## [SUPPLIED MATERIAL]
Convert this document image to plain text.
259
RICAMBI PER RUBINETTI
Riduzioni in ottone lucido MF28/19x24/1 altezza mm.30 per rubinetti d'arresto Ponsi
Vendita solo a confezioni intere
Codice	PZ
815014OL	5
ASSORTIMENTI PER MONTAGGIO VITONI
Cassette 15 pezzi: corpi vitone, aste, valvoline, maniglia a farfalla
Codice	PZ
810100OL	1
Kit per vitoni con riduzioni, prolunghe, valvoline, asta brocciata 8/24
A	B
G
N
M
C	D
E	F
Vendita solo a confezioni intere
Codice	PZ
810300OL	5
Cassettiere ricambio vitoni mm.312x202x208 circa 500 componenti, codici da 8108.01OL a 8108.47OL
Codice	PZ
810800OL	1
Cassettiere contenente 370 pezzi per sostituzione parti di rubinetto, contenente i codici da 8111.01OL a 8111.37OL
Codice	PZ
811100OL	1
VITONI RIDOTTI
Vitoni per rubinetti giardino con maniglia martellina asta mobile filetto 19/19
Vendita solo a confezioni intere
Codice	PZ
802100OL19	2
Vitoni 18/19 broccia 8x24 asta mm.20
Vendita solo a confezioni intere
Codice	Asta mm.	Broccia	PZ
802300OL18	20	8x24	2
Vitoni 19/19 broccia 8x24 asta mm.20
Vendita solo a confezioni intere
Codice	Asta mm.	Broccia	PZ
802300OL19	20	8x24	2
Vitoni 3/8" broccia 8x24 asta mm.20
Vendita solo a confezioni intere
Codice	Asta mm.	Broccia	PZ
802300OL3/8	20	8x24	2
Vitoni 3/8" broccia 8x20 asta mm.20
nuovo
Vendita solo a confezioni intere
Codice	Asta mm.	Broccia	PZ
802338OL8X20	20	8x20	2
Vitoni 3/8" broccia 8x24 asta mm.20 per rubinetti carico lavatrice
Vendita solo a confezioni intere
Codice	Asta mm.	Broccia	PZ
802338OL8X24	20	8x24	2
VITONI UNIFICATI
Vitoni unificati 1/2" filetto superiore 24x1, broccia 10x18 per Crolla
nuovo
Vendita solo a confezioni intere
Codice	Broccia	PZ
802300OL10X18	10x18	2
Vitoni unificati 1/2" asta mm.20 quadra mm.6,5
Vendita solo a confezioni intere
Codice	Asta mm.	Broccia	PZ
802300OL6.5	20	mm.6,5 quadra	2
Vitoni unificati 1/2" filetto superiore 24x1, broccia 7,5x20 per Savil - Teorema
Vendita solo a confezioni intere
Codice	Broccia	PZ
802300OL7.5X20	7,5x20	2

## [PROBLEM DESCRIPTION]
Your task is to quote the listing above word for word.

## [EXPECTED OUTPUT]
Convert this document image to plain text.
259
RICAMBI PER RUBINETTI
Riduzioni in ottone lucido MF28/19x24/1 altezza mm.30 per rubinetti d'arresto Ponsi
Vendita solo a confezioni intere
Codice	PZ
815014OL	5
ASSORTIMENTI PER MONTAGGIO VITONI
Cassette 15 pezzi: corpi vitone, aste, valvoline, maniglia a farfalla
Codice	PZ
810100OL	1
Kit per vitoni con riduzioni, prolunghe, valvoline, asta brocciata 8/24
A	B
G
N
M
C	D
E	F
Vendita solo a confezioni intere
Codice	PZ
810300OL	5
Cassettiere ricambio vitoni mm.312x202x208 circa 500 componenti, codici da 8108.01OL a 8108.47OL
Codice	PZ
810800OL	1
Cassettiere contenente 370 pezzi per sostituzione parti di rubinetto, contenente i codici da 8111.01OL a 8111.37OL
Codice	PZ
811100OL	1
VITONI RIDOTTI
Vitoni per rubinetti giardino con maniglia martellina asta mobile filetto 19/19
Vendita solo a confezioni intere
Codice	PZ
802100OL19	2
Vitoni 18/19 broccia 8x24 asta mm.20
Vendita solo a confezioni intere
Codice	Asta mm.	Broccia	PZ
802300OL18	20	8x24	2
Vitoni 19/19 broccia 8x24 asta mm.20
Vendita solo a confezioni intere
Codice	Asta mm.	Broccia	PZ
802300OL19	20	8x24	2
Vitoni 3/8" broccia 8x24 asta mm.20
Vendita solo a confezioni intere
Codice	Asta mm.	Broccia	PZ
802300OL3/8	20	8x24	2
Vitoni 3/8" broccia 8x20 asta mm.20
nuovo
Vendita solo a confezioni intere
Codice	Asta mm.	Broccia	PZ
802338OL8X20	20	8x20	2
Vitoni 3/8" broccia 8x24 asta mm.20 per rubinetti carico lavatrice
Vendita solo a confezioni intere
Codice	Asta mm.	Broccia	PZ
802338OL8X24	20	8x24	2
VITONI UNIFICATI
Vitoni unificati 1/2" filetto superiore 24x1, broccia 10x18 per Crolla
nuovo
Vendita solo a confezioni intere
Codice	Broccia	PZ
802300OL10X18	10x18	2
Vitoni unificati 1/2" asta mm.20 quadra mm.6,5
Vendita solo a confezioni intere
Codice	Asta mm.	Broccia	PZ
802300OL6.5	20	mm.6,5 quadra	2
Vitoni unificati 1/2" filetto superiore 24x1, broccia 7,5x20 per Savil - Teorema
Vendita solo a confezioni intere
Codice	Broccia	PZ
802300OL7.5X20	7,5x20	2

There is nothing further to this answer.